Extract the text of every entry below exactly; leave images out.

>> begin DATASET

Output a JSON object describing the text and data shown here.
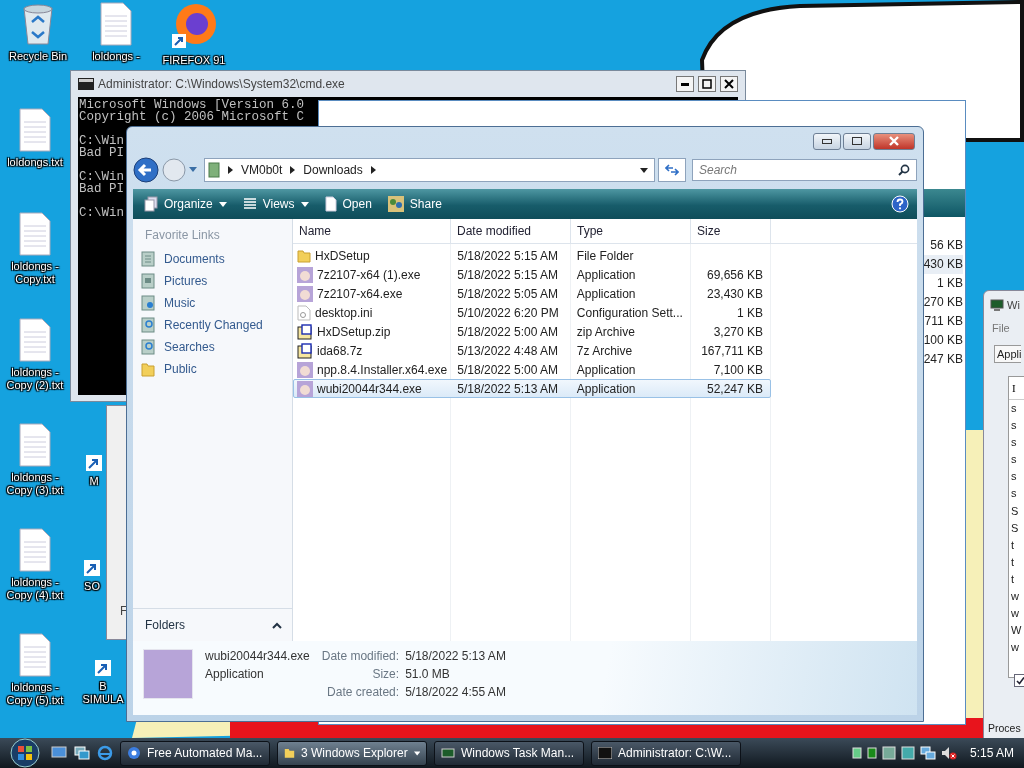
{
  "desktop_icons": [
    {
      "label": "Recycle Bin",
      "kind": "recycle"
    },
    {
      "label": "loldongs -",
      "kind": "text"
    },
    {
      "label": "FIREFOX 91",
      "kind": "browser"
    },
    {
      "label": "loldongs.txt",
      "kind": "text"
    },
    {
      "label": "loldongs - Copy.txt",
      "kind": "text"
    },
    {
      "label": "loldongs - Copy (2).txt",
      "kind": "text"
    },
    {
      "label": "loldongs - Copy (3).txt",
      "kind": "text"
    },
    {
      "label": "loldongs - Copy (4).txt",
      "kind": "text"
    },
    {
      "label": "loldongs - Copy (5).txt",
      "kind": "text"
    },
    {
      "label": "M",
      "kind": "shortcut"
    },
    {
      "label": "SO",
      "kind": "shortcut"
    },
    {
      "label": "B SIMULA",
      "kind": "shortcut"
    }
  ],
  "cmd_window": {
    "title": "Administrator: C:\\Windows\\System32\\cmd.exe",
    "blocks": [
      [
        "Microsoft Windows [Version 6.0",
        "Copyright (c) 2006 Microsoft C"
      ],
      [
        "C:\\Win",
        "Bad PI"
      ],
      [
        "C:\\Win",
        "Bad PI"
      ],
      [
        "C:\\Win"
      ]
    ]
  },
  "hidden_window": {
    "label": "F"
  },
  "back_explorer": {
    "sizes": [
      "56 KB",
      "430 KB",
      "1 KB",
      "270 KB",
      "711 KB",
      "100 KB",
      "247 KB"
    ]
  },
  "task_manager": {
    "title": "Wi",
    "menu": "File",
    "tab": "Appli",
    "column": "I",
    "rows": [
      "s",
      "s",
      "s",
      "s",
      "s",
      "s",
      "S",
      "S",
      "t",
      "t",
      "t",
      "w",
      "w",
      "W",
      "w"
    ],
    "checked": true,
    "status": "Proces"
  },
  "explorer": {
    "breadcrumb": [
      "VM0b0t",
      "Downloads"
    ],
    "search": {
      "placeholder": "Search"
    },
    "toolbar": [
      {
        "label": "Organize",
        "kind": "organize",
        "menu": true
      },
      {
        "label": "Views",
        "kind": "views",
        "menu": true
      },
      {
        "label": "Open",
        "kind": "open",
        "menu": false
      },
      {
        "label": "Share",
        "kind": "share",
        "menu": false
      }
    ],
    "favorites_title": "Favorite Links",
    "favorites": [
      {
        "label": "Documents",
        "kind": "documents"
      },
      {
        "label": "Pictures",
        "kind": "pictures"
      },
      {
        "label": "Music",
        "kind": "music"
      },
      {
        "label": "Recently Changed",
        "kind": "recent"
      },
      {
        "label": "Searches",
        "kind": "searches"
      },
      {
        "label": "Public",
        "kind": "folder"
      }
    ],
    "folders_label": "Folders",
    "columns": [
      "Name",
      "Date modified",
      "Type",
      "Size"
    ],
    "files": [
      {
        "name": "HxDSetup",
        "date": "5/18/2022 5:15 AM",
        "type": "File Folder",
        "kind": "folder",
        "selected": false
      },
      {
        "name": "7z2107-x64 (1).exe",
        "date": "5/18/2022 5:15 AM",
        "type": "Application",
        "size": "69,656 KB",
        "kind": "app",
        "selected": false
      },
      {
        "name": "7z2107-x64.exe",
        "date": "5/18/2022 5:05 AM",
        "type": "Application",
        "size": "23,430 KB",
        "kind": "app",
        "selected": false
      },
      {
        "name": "desktop.ini",
        "date": "5/10/2022 6:20 PM",
        "type": "Configuration Sett...",
        "size": "1 KB",
        "kind": "settings",
        "selected": false
      },
      {
        "name": "HxDSetup.zip",
        "date": "5/18/2022 5:00 AM",
        "type": "zip Archive",
        "size": "3,270 KB",
        "kind": "archive",
        "selected": false
      },
      {
        "name": "ida68.7z",
        "date": "5/13/2022 4:48 AM",
        "type": "7z Archive",
        "size": "167,711 KB",
        "kind": "archive",
        "selected": false
      },
      {
        "name": "npp.8.4.Installer.x64.exe",
        "date": "5/18/2022 5:00 AM",
        "type": "Application",
        "size": "7,100 KB",
        "kind": "app",
        "selected": false
      },
      {
        "name": "wubi20044r344.exe",
        "date": "5/18/2022 5:13 AM",
        "type": "Application",
        "size": "52,247 KB",
        "kind": "app",
        "selected": true
      }
    ],
    "details": {
      "name": "wubi20044r344.exe",
      "type": "Application",
      "fields": [
        {
          "label": "Date modified:",
          "value": "5/18/2022 5:13 AM"
        },
        {
          "label": "Size:",
          "value": "51.0 MB"
        },
        {
          "label": "Date created:",
          "value": "5/18/2022 4:55 AM"
        }
      ]
    }
  },
  "taskbar": {
    "tasks": [
      {
        "label": "Free Automated Ma...",
        "kind": "browser",
        "selected": false,
        "menu": false
      },
      {
        "label": "3 Windows Explorer",
        "kind": "folder",
        "selected": true,
        "menu": true
      },
      {
        "label": "Windows Task Man...",
        "kind": "monitor",
        "selected": false,
        "menu": false
      },
      {
        "label": "Administrator: C:\\W...",
        "kind": "console",
        "selected": false,
        "menu": false
      }
    ],
    "clock": "5:15 AM"
  }
}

>> end DATASET

**OUTPUT**.
Output a JSON object describing the text and data shown here.
{
  "desktop_icons": [
    {
      "label": "Recycle Bin",
      "kind": "recycle"
    },
    {
      "label": "loldongs -",
      "kind": "text"
    },
    {
      "label": "FIREFOX 91",
      "kind": "browser"
    },
    {
      "label": "loldongs.txt",
      "kind": "text"
    },
    {
      "label": "loldongs - Copy.txt",
      "kind": "text"
    },
    {
      "label": "loldongs - Copy (2).txt",
      "kind": "text"
    },
    {
      "label": "loldongs - Copy (3).txt",
      "kind": "text"
    },
    {
      "label": "loldongs - Copy (4).txt",
      "kind": "text"
    },
    {
      "label": "loldongs - Copy (5).txt",
      "kind": "text"
    },
    {
      "label": "M",
      "kind": "shortcut"
    },
    {
      "label": "SO",
      "kind": "shortcut"
    },
    {
      "label": "B SIMULA",
      "kind": "shortcut"
    }
  ],
  "cmd_window": {
    "title": "Administrator: C:\\Windows\\System32\\cmd.exe",
    "blocks": [
      [
        "Microsoft Windows [Version 6.0",
        "Copyright (c) 2006 Microsoft C"
      ],
      [
        "C:\\Win",
        "Bad PI"
      ],
      [
        "C:\\Win",
        "Bad PI"
      ],
      [
        "C:\\Win"
      ]
    ]
  },
  "hidden_window": {
    "label": "F"
  },
  "back_explorer": {
    "sizes": [
      "56 KB",
      "430 KB",
      "1 KB",
      "270 KB",
      "711 KB",
      "100 KB",
      "247 KB"
    ]
  },
  "task_manager": {
    "title": "Wi",
    "menu": "File",
    "tab": "Appli",
    "column": "I",
    "rows": [
      "s",
      "s",
      "s",
      "s",
      "s",
      "s",
      "S",
      "S",
      "t",
      "t",
      "t",
      "w",
      "w",
      "W",
      "w"
    ],
    "checked": true,
    "status": "Proces"
  },
  "explorer": {
    "breadcrumb": [
      "VM0b0t",
      "Downloads"
    ],
    "search": {
      "placeholder": "Search"
    },
    "toolbar": [
      {
        "label": "Organize",
        "kind": "organize",
        "menu": true
      },
      {
        "label": "Views",
        "kind": "views",
        "menu": true
      },
      {
        "label": "Open",
        "kind": "open",
        "menu": false
      },
      {
        "label": "Share",
        "kind": "share",
        "menu": false
      }
    ],
    "favorites_title": "Favorite Links",
    "favorites": [
      {
        "label": "Documents",
        "kind": "documents"
      },
      {
        "label": "Pictures",
        "kind": "pictures"
      },
      {
        "label": "Music",
        "kind": "music"
      },
      {
        "label": "Recently Changed",
        "kind": "recent"
      },
      {
        "label": "Searches",
        "kind": "searches"
      },
      {
        "label": "Public",
        "kind": "folder"
      }
    ],
    "folders_label": "Folders",
    "columns": [
      "Name",
      "Date modified",
      "Type",
      "Size"
    ],
    "files": [
      {
        "name": "HxDSetup",
        "date": "5/18/2022 5:15 AM",
        "type": "File Folder",
        "kind": "folder",
        "selected": false
      },
      {
        "name": "7z2107-x64 (1).exe",
        "date": "5/18/2022 5:15 AM",
        "type": "Application",
        "size": "69,656 KB",
        "kind": "app",
        "selected": false
      },
      {
        "name": "7z2107-x64.exe",
        "date": "5/18/2022 5:05 AM",
        "type": "Application",
        "size": "23,430 KB",
        "kind": "app",
        "selected": false
      },
      {
        "name": "desktop.ini",
        "date": "5/10/2022 6:20 PM",
        "type": "Configuration Sett...",
        "size": "1 KB",
        "kind": "settings",
        "selected": false
      },
      {
        "name": "HxDSetup.zip",
        "date": "5/18/2022 5:00 AM",
        "type": "zip Archive",
        "size": "3,270 KB",
        "kind": "archive",
        "selected": false
      },
      {
        "name": "ida68.7z",
        "date": "5/13/2022 4:48 AM",
        "type": "7z Archive",
        "size": "167,711 KB",
        "kind": "archive",
        "selected": false
      },
      {
        "name": "npp.8.4.Installer.x64.exe",
        "date": "5/18/2022 5:00 AM",
        "type": "Application",
        "size": "7,100 KB",
        "kind": "app",
        "selected": false
      },
      {
        "name": "wubi20044r344.exe",
        "date": "5/18/2022 5:13 AM",
        "type": "Application",
        "size": "52,247 KB",
        "kind": "app",
        "selected": true
      }
    ],
    "details": {
      "name": "wubi20044r344.exe",
      "type": "Application",
      "fields": [
        {
          "label": "Date modified:",
          "value": "5/18/2022 5:13 AM"
        },
        {
          "label": "Size:",
          "value": "51.0 MB"
        },
        {
          "label": "Date created:",
          "value": "5/18/2022 4:55 AM"
        }
      ]
    }
  },
  "taskbar": {
    "tasks": [
      {
        "label": "Free Automated Ma...",
        "kind": "browser",
        "selected": false,
        "menu": false
      },
      {
        "label": "3 Windows Explorer",
        "kind": "folder",
        "selected": true,
        "menu": true
      },
      {
        "label": "Windows Task Man...",
        "kind": "monitor",
        "selected": false,
        "menu": false
      },
      {
        "label": "Administrator: C:\\W...",
        "kind": "console",
        "selected": false,
        "menu": false
      }
    ],
    "clock": "5:15 AM"
  }
}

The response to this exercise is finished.